Short task — The entries below should be transcribed in their entirety, exactly as written.

---------------

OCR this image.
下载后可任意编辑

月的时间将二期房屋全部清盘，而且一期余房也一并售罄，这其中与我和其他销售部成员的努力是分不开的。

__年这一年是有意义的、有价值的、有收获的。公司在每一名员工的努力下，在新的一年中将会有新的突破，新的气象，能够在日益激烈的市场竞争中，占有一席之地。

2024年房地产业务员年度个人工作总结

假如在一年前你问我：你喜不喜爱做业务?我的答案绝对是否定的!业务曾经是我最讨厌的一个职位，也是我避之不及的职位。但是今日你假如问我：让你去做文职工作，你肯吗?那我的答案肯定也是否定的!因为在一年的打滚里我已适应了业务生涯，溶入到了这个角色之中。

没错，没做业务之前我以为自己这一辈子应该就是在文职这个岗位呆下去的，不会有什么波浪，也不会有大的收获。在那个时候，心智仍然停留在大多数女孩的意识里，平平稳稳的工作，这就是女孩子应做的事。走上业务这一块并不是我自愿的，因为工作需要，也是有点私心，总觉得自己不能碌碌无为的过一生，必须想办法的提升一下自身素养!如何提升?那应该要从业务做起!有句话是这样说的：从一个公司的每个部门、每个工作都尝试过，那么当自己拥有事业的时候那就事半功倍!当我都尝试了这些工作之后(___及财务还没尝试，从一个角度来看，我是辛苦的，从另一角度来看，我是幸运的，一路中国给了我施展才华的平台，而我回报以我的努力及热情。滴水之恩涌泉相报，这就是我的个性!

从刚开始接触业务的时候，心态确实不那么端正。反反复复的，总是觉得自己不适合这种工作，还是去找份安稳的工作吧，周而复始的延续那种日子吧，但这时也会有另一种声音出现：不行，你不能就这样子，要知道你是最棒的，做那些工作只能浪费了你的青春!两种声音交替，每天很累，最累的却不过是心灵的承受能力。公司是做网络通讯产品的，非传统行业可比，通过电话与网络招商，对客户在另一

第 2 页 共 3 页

---------------

Response to this task —
OCR this image.
下载后可任意编辑

月的时间将二期房屋全部清盘，而且一期余房也一并售罄，这其中与我和其他销售部成员的努力是分不开的。

__年这一年是有意义的、有价值的、有收获的。公司在每一名员工的努力下，在新的一年中将会有新的突破，新的气象，能够在日益激烈的市场竞争中，占有一席之地。

2024年房地产业务员年度个人工作总结

假如在一年前你问我：你喜不喜爱做业务?我的答案绝对是否定的!业务曾经是我最讨厌的一个职位，也是我避之不及的职位。但是今日你假如问我：让你去做文职工作，你肯吗?那我的答案肯定也是否定的!因为在一年的打滚里我已适应了业务生涯，溶入到了这个角色之中。

没错，没做业务之前我以为自己这一辈子应该就是在文职这个岗位呆下去的，不会有什么波浪，也不会有大的收获。在那个时候，心智仍然停留在大多数女孩的意识里，平平稳稳的工作，这就是女孩子应做的事。走上业务这一块并不是我自愿的，因为工作需要，也是有点私心，总觉得自己不能碌碌无为的过一生，必须想办法的提升一下自身素养!如何提升?那应该要从业务做起!有句话是这样说的：从一个公司的每个部门、每个工作都尝试过，那么当自己拥有事业的时候那就事半功倍!当我都尝试了这些工作之后(___及财务还没尝试，从一个角度来看，我是辛苦的，从另一角度来看，我是幸运的，一路中国给了我施展才华的平台，而我回报以我的努力及热情。滴水之恩涌泉相报，这就是我的个性!

从刚开始接触业务的时候，心态确实不那么端正。反反复复的，总是觉得自己不适合这种工作，还是去找份安稳的工作吧，周而复始的延续那种日子吧，但这时也会有另一种声音出现：不行，你不能就这样子，要知道你是最棒的，做那些工作只能浪费了你的青春!两种声音交替，每天很累，最累的却不过是心灵的承受能力。公司是做网络通讯产品的，非传统行业可比，通过电话与网络招商，对客户在另一

第 2 页 共 3 页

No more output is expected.